Task statement — Reproduce the data in its entirety, exactly as supplied.

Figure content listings
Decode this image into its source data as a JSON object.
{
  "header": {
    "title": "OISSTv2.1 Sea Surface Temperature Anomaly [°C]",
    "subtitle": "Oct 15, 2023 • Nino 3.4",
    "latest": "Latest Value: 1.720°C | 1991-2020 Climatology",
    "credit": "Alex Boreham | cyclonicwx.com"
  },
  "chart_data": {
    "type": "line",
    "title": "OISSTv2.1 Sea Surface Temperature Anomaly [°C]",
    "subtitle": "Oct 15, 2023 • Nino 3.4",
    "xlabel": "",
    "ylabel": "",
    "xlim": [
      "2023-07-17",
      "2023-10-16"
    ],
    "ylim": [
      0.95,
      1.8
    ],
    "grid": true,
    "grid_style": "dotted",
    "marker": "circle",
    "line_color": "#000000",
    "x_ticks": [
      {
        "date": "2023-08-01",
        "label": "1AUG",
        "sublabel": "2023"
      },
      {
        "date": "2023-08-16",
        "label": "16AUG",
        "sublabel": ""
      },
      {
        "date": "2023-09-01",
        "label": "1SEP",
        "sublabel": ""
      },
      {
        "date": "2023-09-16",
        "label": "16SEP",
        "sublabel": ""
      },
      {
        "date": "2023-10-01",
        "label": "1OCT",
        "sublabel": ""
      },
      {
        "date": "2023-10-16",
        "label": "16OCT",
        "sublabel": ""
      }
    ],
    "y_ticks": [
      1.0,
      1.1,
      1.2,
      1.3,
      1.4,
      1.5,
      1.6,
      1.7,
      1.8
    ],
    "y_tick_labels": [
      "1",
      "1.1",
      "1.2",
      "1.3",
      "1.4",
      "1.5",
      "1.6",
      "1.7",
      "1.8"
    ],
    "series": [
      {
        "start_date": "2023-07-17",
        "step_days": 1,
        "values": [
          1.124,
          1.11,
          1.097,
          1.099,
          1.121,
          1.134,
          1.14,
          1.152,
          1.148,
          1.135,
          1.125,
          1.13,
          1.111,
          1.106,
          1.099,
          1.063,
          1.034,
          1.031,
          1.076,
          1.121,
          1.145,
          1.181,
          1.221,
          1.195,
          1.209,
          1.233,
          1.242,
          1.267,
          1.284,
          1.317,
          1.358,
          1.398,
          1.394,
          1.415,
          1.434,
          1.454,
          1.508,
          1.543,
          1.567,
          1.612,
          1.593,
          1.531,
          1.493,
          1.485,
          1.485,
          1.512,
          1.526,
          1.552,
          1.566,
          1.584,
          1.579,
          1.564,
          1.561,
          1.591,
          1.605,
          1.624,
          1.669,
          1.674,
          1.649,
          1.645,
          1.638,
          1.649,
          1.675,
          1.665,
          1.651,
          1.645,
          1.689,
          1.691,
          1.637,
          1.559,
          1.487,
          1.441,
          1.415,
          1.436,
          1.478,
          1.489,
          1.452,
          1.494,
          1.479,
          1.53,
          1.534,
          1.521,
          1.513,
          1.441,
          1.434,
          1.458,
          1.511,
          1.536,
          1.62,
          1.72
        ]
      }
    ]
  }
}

Reply to the task —
Decode this image into its source data as a JSON object.
{
  "header": {
    "title": "OISSTv2.1 Sea Surface Temperature Anomaly [°C]",
    "subtitle": "Oct 15, 2023 • Nino 3.4",
    "latest": "Latest Value: 1.720°C | 1991-2020 Climatology",
    "credit": "Alex Boreham | cyclonicwx.com"
  },
  "chart_data": {
    "type": "line",
    "title": "OISSTv2.1 Sea Surface Temperature Anomaly [°C]",
    "subtitle": "Oct 15, 2023 • Nino 3.4",
    "xlabel": "",
    "ylabel": "",
    "xlim": [
      "2023-07-17",
      "2023-10-16"
    ],
    "ylim": [
      0.95,
      1.8
    ],
    "grid": true,
    "grid_style": "dotted",
    "marker": "circle",
    "line_color": "#000000",
    "x_ticks": [
      {
        "date": "2023-08-01",
        "label": "1AUG",
        "sublabel": "2023"
      },
      {
        "date": "2023-08-16",
        "label": "16AUG",
        "sublabel": ""
      },
      {
        "date": "2023-09-01",
        "label": "1SEP",
        "sublabel": ""
      },
      {
        "date": "2023-09-16",
        "label": "16SEP",
        "sublabel": ""
      },
      {
        "date": "2023-10-01",
        "label": "1OCT",
        "sublabel": ""
      },
      {
        "date": "2023-10-16",
        "label": "16OCT",
        "sublabel": ""
      }
    ],
    "y_ticks": [
      1.0,
      1.1,
      1.2,
      1.3,
      1.4,
      1.5,
      1.6,
      1.7,
      1.8
    ],
    "y_tick_labels": [
      "1",
      "1.1",
      "1.2",
      "1.3",
      "1.4",
      "1.5",
      "1.6",
      "1.7",
      "1.8"
    ],
    "series": [
      {
        "start_date": "2023-07-17",
        "step_days": 1,
        "values": [
          1.124,
          1.11,
          1.097,
          1.099,
          1.121,
          1.134,
          1.14,
          1.152,
          1.148,
          1.135,
          1.125,
          1.13,
          1.111,
          1.106,
          1.099,
          1.063,
          1.034,
          1.031,
          1.076,
          1.121,
          1.145,
          1.181,
          1.221,
          1.195,
          1.209,
          1.233,
          1.242,
          1.267,
          1.284,
          1.317,
          1.358,
          1.398,
          1.394,
          1.415,
          1.434,
          1.454,
          1.508,
          1.543,
          1.567,
          1.612,
          1.593,
          1.531,
          1.493,
          1.485,
          1.485,
          1.512,
          1.526,
          1.552,
          1.566,
          1.584,
          1.579,
          1.564,
          1.561,
          1.591,
          1.605,
          1.624,
          1.669,
          1.674,
          1.649,
          1.645,
          1.638,
          1.649,
          1.675,
          1.665,
          1.651,
          1.645,
          1.689,
          1.691,
          1.637,
          1.559,
          1.487,
          1.441,
          1.415,
          1.436,
          1.478,
          1.489,
          1.452,
          1.494,
          1.479,
          1.53,
          1.534,
          1.521,
          1.513,
          1.441,
          1.434,
          1.458,
          1.511,
          1.536,
          1.62,
          1.72
        ]
      }
    ]
  }
}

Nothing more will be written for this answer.